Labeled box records
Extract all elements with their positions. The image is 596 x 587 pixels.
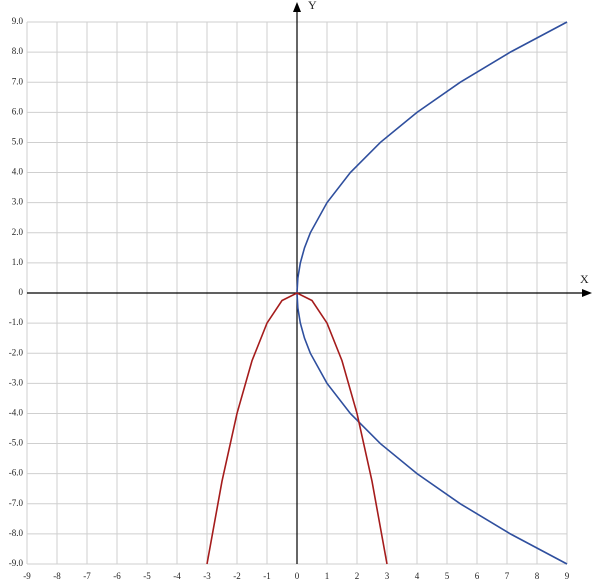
x-tick-label: 5: [445, 571, 450, 581]
x-tick-label: 8: [535, 571, 540, 581]
y-tick-label: 9.0: [12, 16, 24, 26]
y-tick-label: 0: [19, 287, 24, 297]
x-tick-label: -4: [173, 571, 181, 581]
y-tick-label: 3.0: [12, 197, 24, 207]
y-tick-label: 7.0: [12, 76, 24, 86]
x-tick-label: -1: [263, 571, 271, 581]
y-tick-label: -6.0: [9, 468, 24, 478]
y-tick-label: -2.0: [9, 347, 24, 357]
y-tick-label: -4.0: [9, 408, 24, 418]
y-tick-label: -1.0: [9, 317, 24, 327]
y-tick-label: -8.0: [9, 528, 24, 538]
y-axis-label: Y: [308, 0, 317, 12]
x-axis-arrow: [582, 289, 592, 297]
y-tick-label: 1.0: [12, 257, 24, 267]
x-tick-label: 3: [385, 571, 390, 581]
y-tick-label: 8.0: [12, 46, 24, 56]
y-tick-label: 6.0: [12, 106, 24, 116]
x-axis-label: X: [580, 272, 589, 286]
x-tick-label: -7: [83, 571, 91, 581]
y-tick-label: 4.0: [12, 167, 24, 177]
y-tick-label: 5.0: [12, 137, 24, 147]
x-tick-label: 2: [355, 571, 360, 581]
x-tick-label: -3: [203, 571, 211, 581]
x-tick-label: 6: [475, 571, 480, 581]
y-tick-label: -3.0: [9, 377, 24, 387]
x-tick-label: -6: [113, 571, 121, 581]
y-tick-label: 2.0: [12, 227, 24, 237]
curve: [206, 292, 388, 565]
x-tick-label: -9: [23, 571, 31, 581]
x-tick-label: 1: [325, 571, 330, 581]
y-tick-label: -5.0: [9, 438, 24, 448]
y-tick-label: -9.0: [9, 558, 24, 568]
x-tick-label: -8: [53, 571, 61, 581]
x-tick-label: -2: [233, 571, 241, 581]
x-tick-label: 4: [415, 571, 420, 581]
x-tick-label: 0: [295, 571, 300, 581]
y-tick-label: -7.0: [9, 498, 24, 508]
y-axis-arrow: [293, 2, 301, 12]
x-tick-label: 7: [505, 571, 510, 581]
x-tick-label: -5: [143, 571, 151, 581]
x-tick-label: 9: [565, 571, 570, 581]
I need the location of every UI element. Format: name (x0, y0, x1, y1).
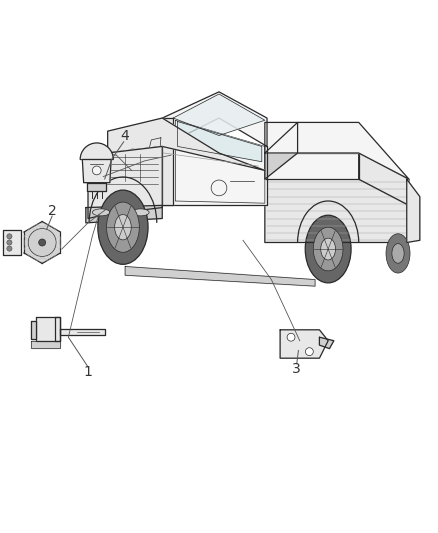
Ellipse shape (106, 202, 139, 252)
Polygon shape (162, 147, 267, 205)
Text: 1: 1 (84, 365, 92, 379)
Polygon shape (173, 94, 265, 135)
Ellipse shape (305, 215, 351, 283)
Circle shape (92, 166, 101, 175)
Polygon shape (265, 179, 409, 243)
Polygon shape (86, 205, 162, 223)
Text: 3: 3 (292, 362, 301, 376)
Polygon shape (88, 147, 162, 219)
Circle shape (7, 234, 12, 239)
Ellipse shape (88, 154, 101, 162)
Circle shape (7, 240, 12, 245)
Polygon shape (31, 321, 35, 338)
Polygon shape (162, 118, 173, 205)
Text: 2: 2 (48, 204, 57, 218)
Polygon shape (55, 317, 60, 341)
Polygon shape (175, 120, 265, 203)
Ellipse shape (115, 215, 131, 240)
Polygon shape (265, 153, 359, 179)
Polygon shape (60, 329, 106, 335)
Polygon shape (177, 122, 262, 161)
Polygon shape (319, 337, 334, 349)
Polygon shape (87, 183, 106, 191)
Circle shape (211, 180, 227, 196)
Circle shape (305, 348, 313, 356)
Polygon shape (265, 123, 409, 179)
Polygon shape (359, 153, 409, 205)
Polygon shape (31, 341, 60, 348)
Ellipse shape (321, 238, 336, 260)
Polygon shape (125, 266, 315, 286)
Polygon shape (108, 118, 265, 171)
Ellipse shape (92, 209, 110, 216)
Text: 4: 4 (121, 130, 130, 143)
Polygon shape (280, 330, 328, 358)
Ellipse shape (98, 190, 148, 264)
Polygon shape (24, 222, 60, 263)
Ellipse shape (392, 244, 404, 263)
Ellipse shape (88, 169, 101, 176)
Polygon shape (149, 138, 161, 149)
Circle shape (287, 333, 295, 341)
Polygon shape (162, 92, 267, 147)
Polygon shape (407, 179, 420, 243)
Polygon shape (35, 317, 60, 341)
Ellipse shape (313, 227, 343, 271)
Circle shape (39, 239, 46, 246)
Circle shape (28, 229, 56, 256)
Circle shape (7, 246, 12, 251)
Polygon shape (265, 123, 297, 179)
Wedge shape (80, 143, 113, 159)
Ellipse shape (132, 209, 149, 216)
Polygon shape (3, 230, 21, 255)
Ellipse shape (386, 234, 410, 273)
Polygon shape (82, 159, 111, 183)
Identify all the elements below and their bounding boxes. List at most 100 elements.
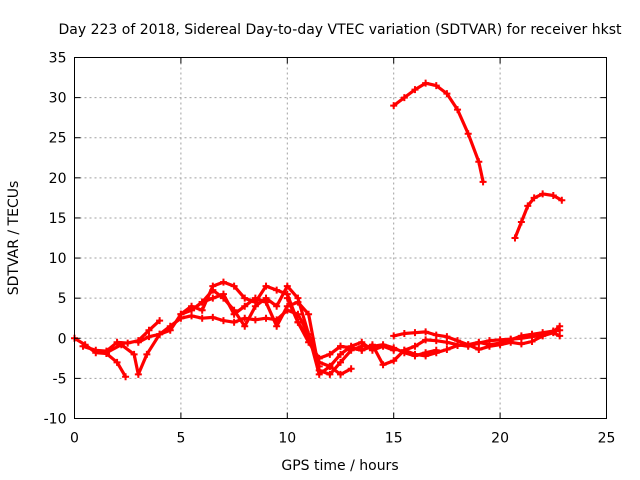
data-point (400, 346, 408, 354)
plot-frame (74, 57, 607, 419)
data-point (454, 106, 462, 114)
data-point (241, 302, 249, 310)
y-tick-label: 20 (49, 171, 67, 187)
data-point (530, 194, 538, 202)
data-point (219, 278, 227, 286)
data-point (209, 286, 217, 294)
series-line-s11 (392, 81, 485, 184)
data-point (411, 329, 419, 337)
x-tick-label: 20 (491, 431, 509, 447)
data-point (283, 294, 291, 302)
data-point (511, 234, 519, 242)
data-point (273, 286, 281, 294)
data-point (262, 282, 270, 290)
chart-title: Day 223 of 2018, Sidereal Day-to-day VTE… (59, 22, 622, 38)
data-point (347, 365, 355, 373)
data-point (443, 90, 451, 98)
data-point (230, 282, 238, 290)
data-point (113, 338, 121, 346)
data-point (347, 344, 355, 352)
series-line-s10 (402, 331, 562, 358)
data-point (251, 302, 259, 310)
data-point (475, 338, 483, 346)
data-point (134, 370, 142, 378)
data-point (102, 349, 110, 357)
data-point (379, 361, 387, 369)
data-point (198, 306, 206, 314)
y-tick-label: -5 (53, 371, 67, 387)
data-point (390, 102, 398, 110)
data-point (283, 282, 291, 290)
data-point (400, 329, 408, 337)
data-series (71, 79, 566, 381)
data-point (122, 373, 130, 381)
data-point (209, 313, 217, 321)
data-point (241, 322, 249, 330)
data-point (156, 330, 164, 338)
x-tick-label: 5 (176, 431, 185, 447)
axes: 0 5 10 15 20 25 -10 -5 0 5 10 15 20 25 30 35 (44, 51, 616, 447)
data-point (475, 158, 483, 166)
data-point (517, 332, 525, 340)
data-point (411, 350, 419, 358)
y-tick-label: 15 (49, 211, 67, 227)
data-point (422, 336, 430, 344)
x-tick-label: 25 (598, 431, 616, 447)
data-point (539, 332, 547, 340)
data-point (517, 218, 525, 226)
data-point (390, 332, 398, 340)
data-point (241, 294, 249, 302)
data-point (358, 346, 366, 354)
data-point (411, 86, 419, 94)
data-point (124, 339, 132, 347)
data-point (390, 357, 398, 365)
data-point (117, 341, 125, 349)
x-tick-label: 0 (70, 431, 79, 447)
data-point (209, 294, 217, 302)
data-point (219, 290, 227, 298)
data-point (464, 341, 472, 349)
data-point (79, 342, 87, 350)
data-point (443, 346, 451, 354)
data-point (92, 346, 100, 354)
data-point (549, 191, 557, 199)
data-point (390, 344, 398, 352)
data-point (145, 326, 153, 334)
data-point (145, 333, 153, 341)
data-point (177, 310, 185, 318)
data-point (528, 337, 536, 345)
y-tick-label: 25 (49, 131, 67, 147)
data-point (166, 322, 174, 330)
data-point (337, 342, 344, 350)
y-tick-label: 5 (58, 291, 67, 307)
data-point (432, 331, 440, 339)
data-point (549, 329, 557, 337)
y-tick-label: 30 (49, 91, 67, 107)
data-point (517, 340, 525, 348)
data-point (188, 306, 196, 314)
data-point (251, 316, 259, 324)
data-point (485, 342, 493, 350)
data-point (422, 328, 430, 336)
data-point (422, 79, 430, 87)
data-point (198, 298, 206, 306)
data-point (198, 314, 206, 322)
data-point (143, 350, 151, 358)
data-point (251, 294, 259, 302)
data-point (326, 362, 334, 370)
data-point (273, 322, 281, 330)
data-point (262, 298, 270, 306)
data-point (379, 341, 387, 349)
data-point (558, 196, 566, 204)
data-point (454, 341, 462, 349)
data-point (337, 350, 344, 358)
data-point (219, 317, 227, 325)
y-tick-label: 10 (49, 251, 67, 267)
data-point (464, 130, 472, 138)
data-point (130, 350, 138, 358)
grid-lines (74, 57, 607, 419)
data-point (475, 346, 483, 354)
data-point (496, 341, 504, 349)
data-point (305, 310, 313, 318)
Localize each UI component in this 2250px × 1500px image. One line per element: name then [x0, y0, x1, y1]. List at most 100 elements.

THE PROBLEM :: Find every line in the entries above that contains the word "List", and copy each of those lines in full.

EXERCISE SOLUTION ::
Identify all the elements below and their bounding boxes. List at most 100 elements.
Localize each UI component in this 2250px × 1500px image. One line per element: name then [x0, y0, x1, y1]. List at most 100 elements.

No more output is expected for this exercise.